Work to do – Reproduce each line that includes the word "Modified".
:: Record extracts ::
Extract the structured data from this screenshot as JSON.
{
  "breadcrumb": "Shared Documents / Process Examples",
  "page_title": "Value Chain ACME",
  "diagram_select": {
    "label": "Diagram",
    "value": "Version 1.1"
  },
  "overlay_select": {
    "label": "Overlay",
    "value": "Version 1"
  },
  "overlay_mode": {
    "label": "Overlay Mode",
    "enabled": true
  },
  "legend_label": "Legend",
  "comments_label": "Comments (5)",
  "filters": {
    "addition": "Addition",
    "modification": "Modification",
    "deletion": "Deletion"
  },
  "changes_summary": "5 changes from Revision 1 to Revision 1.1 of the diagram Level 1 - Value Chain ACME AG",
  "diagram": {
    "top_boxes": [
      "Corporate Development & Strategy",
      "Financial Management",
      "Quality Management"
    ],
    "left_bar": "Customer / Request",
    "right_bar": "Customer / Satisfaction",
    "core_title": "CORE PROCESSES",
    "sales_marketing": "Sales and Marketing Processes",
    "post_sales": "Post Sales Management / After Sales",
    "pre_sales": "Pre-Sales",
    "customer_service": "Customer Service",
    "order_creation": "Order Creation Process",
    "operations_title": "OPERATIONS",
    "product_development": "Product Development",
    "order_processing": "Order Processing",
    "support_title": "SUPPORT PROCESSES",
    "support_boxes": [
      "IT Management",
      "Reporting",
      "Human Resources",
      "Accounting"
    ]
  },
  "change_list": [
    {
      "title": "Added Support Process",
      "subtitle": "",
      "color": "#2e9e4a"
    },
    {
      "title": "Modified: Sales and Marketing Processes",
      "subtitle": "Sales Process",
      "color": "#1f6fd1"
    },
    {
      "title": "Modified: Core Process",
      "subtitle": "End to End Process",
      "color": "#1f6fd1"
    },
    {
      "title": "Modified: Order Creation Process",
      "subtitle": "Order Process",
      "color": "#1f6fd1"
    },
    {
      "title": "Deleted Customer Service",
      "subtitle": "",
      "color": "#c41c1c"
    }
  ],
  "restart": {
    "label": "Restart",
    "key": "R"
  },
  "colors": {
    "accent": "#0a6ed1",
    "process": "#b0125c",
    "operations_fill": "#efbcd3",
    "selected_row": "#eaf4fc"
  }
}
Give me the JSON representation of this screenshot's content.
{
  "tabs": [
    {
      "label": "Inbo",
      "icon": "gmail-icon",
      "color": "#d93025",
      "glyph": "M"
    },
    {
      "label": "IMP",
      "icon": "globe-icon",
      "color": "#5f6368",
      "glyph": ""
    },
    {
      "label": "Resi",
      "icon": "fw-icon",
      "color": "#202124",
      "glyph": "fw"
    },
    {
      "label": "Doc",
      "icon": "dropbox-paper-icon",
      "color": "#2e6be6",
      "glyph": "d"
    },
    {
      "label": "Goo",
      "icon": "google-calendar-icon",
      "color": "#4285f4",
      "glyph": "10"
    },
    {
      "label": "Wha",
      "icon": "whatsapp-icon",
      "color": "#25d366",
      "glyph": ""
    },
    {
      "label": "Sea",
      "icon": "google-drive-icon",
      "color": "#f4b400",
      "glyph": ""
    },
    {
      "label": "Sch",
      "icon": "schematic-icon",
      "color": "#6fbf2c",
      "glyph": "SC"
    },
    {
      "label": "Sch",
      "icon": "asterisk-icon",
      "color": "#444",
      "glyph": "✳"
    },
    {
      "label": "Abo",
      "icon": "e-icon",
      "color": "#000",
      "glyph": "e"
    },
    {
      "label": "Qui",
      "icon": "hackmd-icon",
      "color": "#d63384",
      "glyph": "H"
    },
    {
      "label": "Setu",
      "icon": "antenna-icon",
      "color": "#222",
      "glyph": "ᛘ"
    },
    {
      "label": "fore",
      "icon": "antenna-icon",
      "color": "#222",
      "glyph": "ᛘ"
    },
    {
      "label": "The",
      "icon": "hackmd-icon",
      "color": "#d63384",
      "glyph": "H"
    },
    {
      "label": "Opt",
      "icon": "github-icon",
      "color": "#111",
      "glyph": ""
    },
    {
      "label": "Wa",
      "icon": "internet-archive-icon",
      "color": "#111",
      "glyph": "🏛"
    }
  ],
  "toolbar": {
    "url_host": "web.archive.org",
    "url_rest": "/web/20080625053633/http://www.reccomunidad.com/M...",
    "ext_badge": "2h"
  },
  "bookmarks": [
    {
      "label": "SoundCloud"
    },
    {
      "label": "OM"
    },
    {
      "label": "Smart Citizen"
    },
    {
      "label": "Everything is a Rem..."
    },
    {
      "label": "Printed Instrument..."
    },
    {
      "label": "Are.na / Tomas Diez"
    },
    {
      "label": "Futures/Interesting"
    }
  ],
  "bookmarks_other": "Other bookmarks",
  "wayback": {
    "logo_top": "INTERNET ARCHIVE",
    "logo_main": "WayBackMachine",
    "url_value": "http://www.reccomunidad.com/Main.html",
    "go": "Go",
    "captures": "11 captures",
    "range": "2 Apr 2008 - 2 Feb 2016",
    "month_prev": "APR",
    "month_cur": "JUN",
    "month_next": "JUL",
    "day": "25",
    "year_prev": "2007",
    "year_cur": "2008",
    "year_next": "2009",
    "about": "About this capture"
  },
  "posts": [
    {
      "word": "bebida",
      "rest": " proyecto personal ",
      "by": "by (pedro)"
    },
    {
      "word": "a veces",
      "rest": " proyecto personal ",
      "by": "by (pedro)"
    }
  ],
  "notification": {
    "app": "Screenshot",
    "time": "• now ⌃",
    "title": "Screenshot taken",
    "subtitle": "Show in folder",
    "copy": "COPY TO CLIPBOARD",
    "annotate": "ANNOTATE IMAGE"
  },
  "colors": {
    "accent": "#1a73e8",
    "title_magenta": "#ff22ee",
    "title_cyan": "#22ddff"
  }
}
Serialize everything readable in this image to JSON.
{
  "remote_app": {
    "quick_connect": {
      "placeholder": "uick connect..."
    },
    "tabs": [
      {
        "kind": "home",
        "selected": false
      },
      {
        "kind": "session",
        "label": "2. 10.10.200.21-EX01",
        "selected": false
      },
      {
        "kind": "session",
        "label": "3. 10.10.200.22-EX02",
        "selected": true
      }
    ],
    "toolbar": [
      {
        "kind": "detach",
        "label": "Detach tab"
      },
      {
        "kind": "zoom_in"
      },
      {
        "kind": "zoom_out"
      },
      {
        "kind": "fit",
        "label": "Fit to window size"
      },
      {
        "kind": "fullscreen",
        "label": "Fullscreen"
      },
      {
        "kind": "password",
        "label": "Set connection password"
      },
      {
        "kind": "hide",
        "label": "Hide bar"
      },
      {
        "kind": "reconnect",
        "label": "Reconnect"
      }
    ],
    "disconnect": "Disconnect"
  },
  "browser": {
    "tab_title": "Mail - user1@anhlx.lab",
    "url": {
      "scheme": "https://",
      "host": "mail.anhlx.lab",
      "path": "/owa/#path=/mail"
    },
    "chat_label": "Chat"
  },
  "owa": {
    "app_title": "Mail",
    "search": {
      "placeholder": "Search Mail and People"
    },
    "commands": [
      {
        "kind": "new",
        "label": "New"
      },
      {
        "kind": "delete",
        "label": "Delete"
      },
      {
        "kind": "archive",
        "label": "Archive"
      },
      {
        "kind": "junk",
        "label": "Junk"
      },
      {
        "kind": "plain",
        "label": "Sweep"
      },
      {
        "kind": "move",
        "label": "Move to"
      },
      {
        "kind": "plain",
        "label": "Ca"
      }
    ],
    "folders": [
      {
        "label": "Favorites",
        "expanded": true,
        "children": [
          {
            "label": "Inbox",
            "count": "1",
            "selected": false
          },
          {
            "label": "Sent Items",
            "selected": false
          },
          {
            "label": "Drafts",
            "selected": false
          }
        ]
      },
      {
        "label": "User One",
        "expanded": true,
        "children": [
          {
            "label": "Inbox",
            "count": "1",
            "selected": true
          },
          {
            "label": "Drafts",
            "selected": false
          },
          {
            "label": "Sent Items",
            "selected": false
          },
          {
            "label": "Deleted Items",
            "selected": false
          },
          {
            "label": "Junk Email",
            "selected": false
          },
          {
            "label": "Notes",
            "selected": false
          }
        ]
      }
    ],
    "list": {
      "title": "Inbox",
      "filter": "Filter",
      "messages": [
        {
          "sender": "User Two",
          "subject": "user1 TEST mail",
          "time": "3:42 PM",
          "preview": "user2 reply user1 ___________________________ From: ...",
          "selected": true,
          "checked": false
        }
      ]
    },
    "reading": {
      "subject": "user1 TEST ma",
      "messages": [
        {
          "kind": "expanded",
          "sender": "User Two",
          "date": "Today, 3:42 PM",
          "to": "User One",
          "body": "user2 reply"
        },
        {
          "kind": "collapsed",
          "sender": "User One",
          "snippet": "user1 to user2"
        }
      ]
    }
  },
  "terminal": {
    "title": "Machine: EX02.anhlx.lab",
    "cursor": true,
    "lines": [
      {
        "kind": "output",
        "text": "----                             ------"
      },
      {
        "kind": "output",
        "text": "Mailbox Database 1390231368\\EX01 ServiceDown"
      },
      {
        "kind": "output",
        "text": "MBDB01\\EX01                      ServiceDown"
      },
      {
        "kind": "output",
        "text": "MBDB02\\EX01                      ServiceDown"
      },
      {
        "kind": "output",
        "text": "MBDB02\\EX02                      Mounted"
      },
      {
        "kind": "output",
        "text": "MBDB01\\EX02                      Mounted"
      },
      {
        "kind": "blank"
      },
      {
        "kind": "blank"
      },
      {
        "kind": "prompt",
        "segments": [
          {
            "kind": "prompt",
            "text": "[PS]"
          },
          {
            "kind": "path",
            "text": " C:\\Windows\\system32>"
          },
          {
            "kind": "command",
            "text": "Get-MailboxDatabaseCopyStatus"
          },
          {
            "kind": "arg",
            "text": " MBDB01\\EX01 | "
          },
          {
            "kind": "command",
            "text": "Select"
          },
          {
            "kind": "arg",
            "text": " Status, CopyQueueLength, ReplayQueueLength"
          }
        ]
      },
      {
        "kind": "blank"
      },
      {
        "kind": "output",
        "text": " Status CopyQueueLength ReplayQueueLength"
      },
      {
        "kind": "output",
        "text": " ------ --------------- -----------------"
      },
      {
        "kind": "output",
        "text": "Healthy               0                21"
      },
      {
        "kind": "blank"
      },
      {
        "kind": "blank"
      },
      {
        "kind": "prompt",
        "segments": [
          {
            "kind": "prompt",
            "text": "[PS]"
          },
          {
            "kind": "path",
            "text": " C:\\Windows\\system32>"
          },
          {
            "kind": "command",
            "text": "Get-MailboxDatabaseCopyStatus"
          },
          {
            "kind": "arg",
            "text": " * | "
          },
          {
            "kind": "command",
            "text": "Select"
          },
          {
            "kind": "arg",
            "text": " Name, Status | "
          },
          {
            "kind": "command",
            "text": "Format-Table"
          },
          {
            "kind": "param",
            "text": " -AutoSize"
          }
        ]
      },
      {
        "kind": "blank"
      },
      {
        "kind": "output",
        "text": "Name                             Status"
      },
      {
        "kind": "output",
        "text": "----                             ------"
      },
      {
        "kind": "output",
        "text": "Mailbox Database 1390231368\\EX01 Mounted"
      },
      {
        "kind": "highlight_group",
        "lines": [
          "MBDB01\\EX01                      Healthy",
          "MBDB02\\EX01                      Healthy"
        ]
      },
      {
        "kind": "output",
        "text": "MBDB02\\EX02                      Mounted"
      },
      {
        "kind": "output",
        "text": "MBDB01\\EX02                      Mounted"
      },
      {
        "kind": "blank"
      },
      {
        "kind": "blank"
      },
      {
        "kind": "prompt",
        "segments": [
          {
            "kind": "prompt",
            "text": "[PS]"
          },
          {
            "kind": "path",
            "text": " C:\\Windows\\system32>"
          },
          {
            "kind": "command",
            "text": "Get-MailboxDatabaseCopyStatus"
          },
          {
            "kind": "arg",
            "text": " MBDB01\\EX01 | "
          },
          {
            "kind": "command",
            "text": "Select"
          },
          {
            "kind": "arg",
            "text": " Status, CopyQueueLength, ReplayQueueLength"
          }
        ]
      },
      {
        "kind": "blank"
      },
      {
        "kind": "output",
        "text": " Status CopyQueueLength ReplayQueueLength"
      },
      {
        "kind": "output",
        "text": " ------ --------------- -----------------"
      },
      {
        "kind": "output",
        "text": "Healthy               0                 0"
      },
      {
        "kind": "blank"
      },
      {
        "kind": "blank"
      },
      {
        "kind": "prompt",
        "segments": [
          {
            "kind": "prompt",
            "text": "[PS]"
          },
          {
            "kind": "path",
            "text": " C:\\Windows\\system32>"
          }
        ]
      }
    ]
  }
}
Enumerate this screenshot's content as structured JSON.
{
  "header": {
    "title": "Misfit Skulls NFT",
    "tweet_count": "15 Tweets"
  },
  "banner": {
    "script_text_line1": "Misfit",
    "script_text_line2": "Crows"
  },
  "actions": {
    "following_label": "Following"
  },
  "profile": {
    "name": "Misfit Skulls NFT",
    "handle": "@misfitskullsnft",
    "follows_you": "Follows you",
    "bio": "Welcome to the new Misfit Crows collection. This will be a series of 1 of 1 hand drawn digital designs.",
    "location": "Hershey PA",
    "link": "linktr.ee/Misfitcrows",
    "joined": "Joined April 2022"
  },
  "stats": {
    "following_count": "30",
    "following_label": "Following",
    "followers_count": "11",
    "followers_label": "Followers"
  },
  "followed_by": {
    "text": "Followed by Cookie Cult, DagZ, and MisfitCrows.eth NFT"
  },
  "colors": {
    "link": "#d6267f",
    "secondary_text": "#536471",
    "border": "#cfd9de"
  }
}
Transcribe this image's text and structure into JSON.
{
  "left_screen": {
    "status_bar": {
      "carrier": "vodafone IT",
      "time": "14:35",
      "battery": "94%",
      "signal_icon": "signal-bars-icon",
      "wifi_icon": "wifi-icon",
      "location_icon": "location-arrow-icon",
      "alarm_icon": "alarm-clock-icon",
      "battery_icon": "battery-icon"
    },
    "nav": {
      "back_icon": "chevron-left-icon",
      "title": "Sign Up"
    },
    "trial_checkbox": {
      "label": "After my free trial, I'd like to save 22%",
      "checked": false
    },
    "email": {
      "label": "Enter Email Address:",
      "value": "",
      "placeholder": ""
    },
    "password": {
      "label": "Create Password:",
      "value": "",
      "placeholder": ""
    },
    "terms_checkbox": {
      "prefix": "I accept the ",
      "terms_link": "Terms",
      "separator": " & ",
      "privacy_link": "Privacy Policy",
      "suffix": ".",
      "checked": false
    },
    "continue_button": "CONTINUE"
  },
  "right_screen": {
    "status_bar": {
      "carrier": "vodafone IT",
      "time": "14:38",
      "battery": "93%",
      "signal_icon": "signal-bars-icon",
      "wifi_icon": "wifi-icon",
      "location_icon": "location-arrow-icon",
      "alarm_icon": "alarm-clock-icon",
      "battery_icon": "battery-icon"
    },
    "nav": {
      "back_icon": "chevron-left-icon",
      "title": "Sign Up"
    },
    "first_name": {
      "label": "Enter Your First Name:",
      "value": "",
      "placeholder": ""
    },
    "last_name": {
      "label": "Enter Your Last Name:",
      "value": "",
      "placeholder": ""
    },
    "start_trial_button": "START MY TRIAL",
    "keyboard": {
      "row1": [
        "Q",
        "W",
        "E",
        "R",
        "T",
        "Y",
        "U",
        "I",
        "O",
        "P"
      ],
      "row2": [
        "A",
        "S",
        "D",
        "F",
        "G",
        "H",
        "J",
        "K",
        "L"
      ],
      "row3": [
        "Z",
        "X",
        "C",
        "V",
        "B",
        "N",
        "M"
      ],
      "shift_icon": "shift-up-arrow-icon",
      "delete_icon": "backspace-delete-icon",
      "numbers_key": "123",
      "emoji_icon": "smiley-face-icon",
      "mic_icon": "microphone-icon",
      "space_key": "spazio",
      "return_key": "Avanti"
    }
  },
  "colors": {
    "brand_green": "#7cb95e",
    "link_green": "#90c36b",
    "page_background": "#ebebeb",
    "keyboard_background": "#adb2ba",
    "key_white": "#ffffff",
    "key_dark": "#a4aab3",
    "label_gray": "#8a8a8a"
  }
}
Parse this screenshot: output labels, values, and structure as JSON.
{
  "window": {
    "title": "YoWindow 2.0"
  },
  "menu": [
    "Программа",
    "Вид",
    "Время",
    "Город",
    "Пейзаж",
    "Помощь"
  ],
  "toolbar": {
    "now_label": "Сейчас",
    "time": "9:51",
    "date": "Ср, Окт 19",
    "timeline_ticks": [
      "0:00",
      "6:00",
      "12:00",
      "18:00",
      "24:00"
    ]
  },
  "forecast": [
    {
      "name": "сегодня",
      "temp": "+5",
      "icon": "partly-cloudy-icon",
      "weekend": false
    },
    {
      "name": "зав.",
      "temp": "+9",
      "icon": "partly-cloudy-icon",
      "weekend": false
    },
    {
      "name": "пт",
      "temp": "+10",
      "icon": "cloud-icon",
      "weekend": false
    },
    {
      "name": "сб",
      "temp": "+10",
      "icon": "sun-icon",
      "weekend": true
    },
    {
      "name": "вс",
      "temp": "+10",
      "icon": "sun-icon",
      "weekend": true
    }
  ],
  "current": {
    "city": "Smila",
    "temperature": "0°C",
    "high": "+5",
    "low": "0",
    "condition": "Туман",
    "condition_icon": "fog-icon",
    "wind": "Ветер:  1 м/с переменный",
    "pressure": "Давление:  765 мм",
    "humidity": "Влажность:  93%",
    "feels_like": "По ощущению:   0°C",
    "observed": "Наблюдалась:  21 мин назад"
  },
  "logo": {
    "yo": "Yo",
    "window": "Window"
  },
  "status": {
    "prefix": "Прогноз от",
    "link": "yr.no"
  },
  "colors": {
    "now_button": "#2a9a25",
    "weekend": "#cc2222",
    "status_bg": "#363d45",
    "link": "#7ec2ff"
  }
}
:::
Exercise result –
      "title": "Modified: Sales and Marketing Processes",
      "title": "Modified: Core Process",
      "title": "Modified: Order Creation Process",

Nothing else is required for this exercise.